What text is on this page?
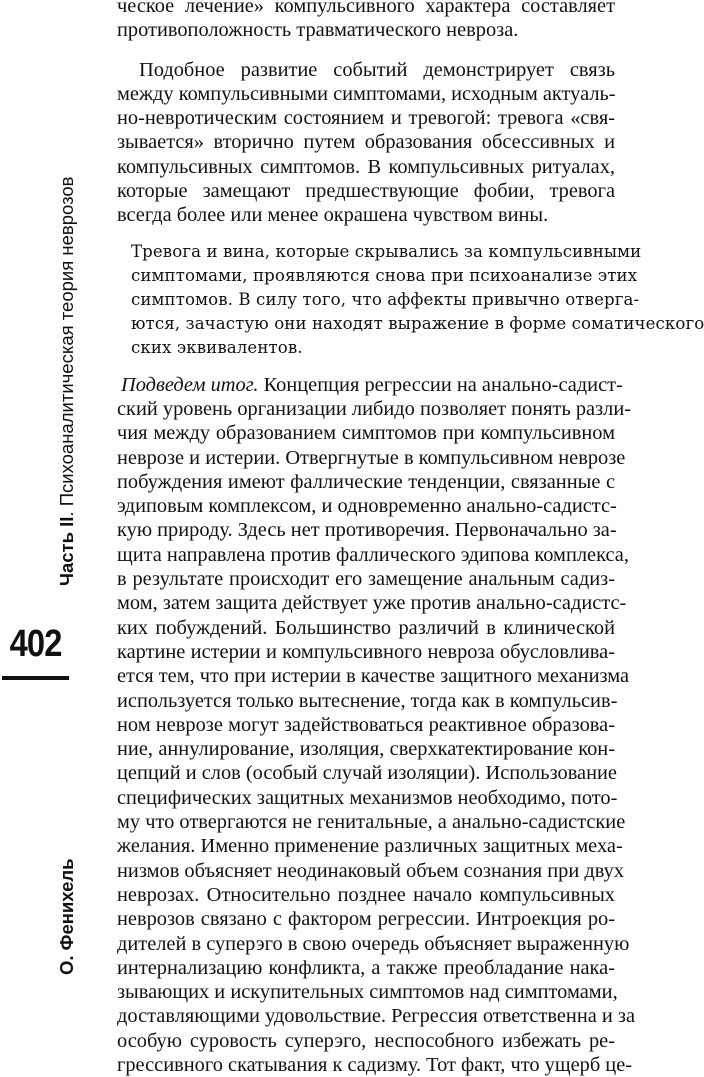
Часть II. Психоаналитическая теория неврозов
402
О. Фенихель

ческое лечение» компульсивного характера составляет
противоположность травматического невроза.

Подобное развитие событий демонстрирует связь
между компульсивными симптомами, исходным актуаль-
но-невротическим состоянием и тревогой: тревога «свя-
зывается» вторично путем образования обсессивных и
компульсивных симптомов. В компульсивных ритуалах,
которые замещают предшествующие фобии, тревога
всегда более или менее окрашена чувством вины.

Тревога и вина, которые скрывались за компульсивными
симптомами, проявляются снова при психоанализе этих
симптомов. В силу того, что аффекты привычно отверга-
ются, зачастую они находят выражение в форме соматического
ских эквивалентов.

Подведем итог. Концепция регрессии на анально-садист-
ский уровень организации либидо позволяет понять разли-
чия между образованием симптомов при компульсивном
неврозе и истерии. Отвергнутые в компульсивном неврозе
побуждения имеют фаллические тенденции, связанные с
эдиповым комплексом, и одновременно анально-садистс-
кую природу. Здесь нет противоречия. Первоначально за-
щита направлена против фаллического эдипова комплекса,
в результате происходит его замещение анальным садиз-
мом, затем защита действует уже против анально-садистс-
ких побуждений. Большинство различий в клинической
картине истерии и компульсивного невроза обусловлива-
ется тем, что при истерии в качестве защитного механизма
используется только вытеснение, тогда как в компульсив-
ном неврозе могут задействоваться реактивное образова-
ние, аннулирование, изоляция, сверхкатектирование кон-
цепций и слов (особый случай изоляции). Использование
специфических защитных механизмов необходимо, пото-
му что отвергаются не генитальные, а анально-садистские
желания. Именно применение различных защитных меха-
низмов объясняет неодинаковый объем сознания при двух
неврозах. Относительно позднее начало компульсивных
неврозов связано с фактором регрессии. Интроекция ро-
дителей в суперэго в свою очередь объясняет выраженную
интернализацию конфликта, а также преобладание нака-
зывающих и искупительных симптомов над симптомами,
доставляющими удовольствие. Регрессия ответственна и за
особую суровость суперэго, неспособного избежать ре-
грессивного скатывания к садизму. Тот факт, что ущерб це-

________

**The request:** Transcribe the material as is, with images omitted.

**Output below:**
What text is on this page?
Часть II. Психоаналитическая теория неврозов
402
О. Фенихель

ческое лечение» компульсивного характера составляет
противоположность травматического невроза.

Подобное развитие событий демонстрирует связь
между компульсивными симптомами, исходным актуаль-
но-невротическим состоянием и тревогой: тревога «свя-
зывается» вторично путем образования обсессивных и
компульсивных симптомов. В компульсивных ритуалах,
которые замещают предшествующие фобии, тревога
всегда более или менее окрашена чувством вины.

Тревога и вина, которые скрывались за компульсивными
симптомами, проявляются снова при психоанализе этих
симптомов. В силу того, что аффекты привычно отверга-
ются, зачастую они находят выражение в форме соматического
ских эквивалентов.

Подведем итог. Концепция регрессии на анально-садист-
ский уровень организации либидо позволяет понять разли-
чия между образованием симптомов при компульсивном
неврозе и истерии. Отвергнутые в компульсивном неврозе
побуждения имеют фаллические тенденции, связанные с
эдиповым комплексом, и одновременно анально-садистс-
кую природу. Здесь нет противоречия. Первоначально за-
щита направлена против фаллического эдипова комплекса,
в результате происходит его замещение анальным садиз-
мом, затем защита действует уже против анально-садистс-
ких побуждений. Большинство различий в клинической
картине истерии и компульсивного невроза обусловлива-
ется тем, что при истерии в качестве защитного механизма
используется только вытеснение, тогда как в компульсив-
ном неврозе могут задействоваться реактивное образова-
ние, аннулирование, изоляция, сверхкатектирование кон-
цепций и слов (особый случай изоляции). Использование
специфических защитных механизмов необходимо, пото-
му что отвергаются не генитальные, а анально-садистские
желания. Именно применение различных защитных меха-
низмов объясняет неодинаковый объем сознания при двух
неврозах. Относительно позднее начало компульсивных
неврозов связано с фактором регрессии. Интроекция ро-
дителей в суперэго в свою очередь объясняет выраженную
интернализацию конфликта, а также преобладание нака-
зывающих и искупительных симптомов над симптомами,
доставляющими удовольствие. Регрессия ответственна и за
особую суровость суперэго, неспособного избежать ре-
грессивного скатывания к садизму. Тот факт, что ущерб це-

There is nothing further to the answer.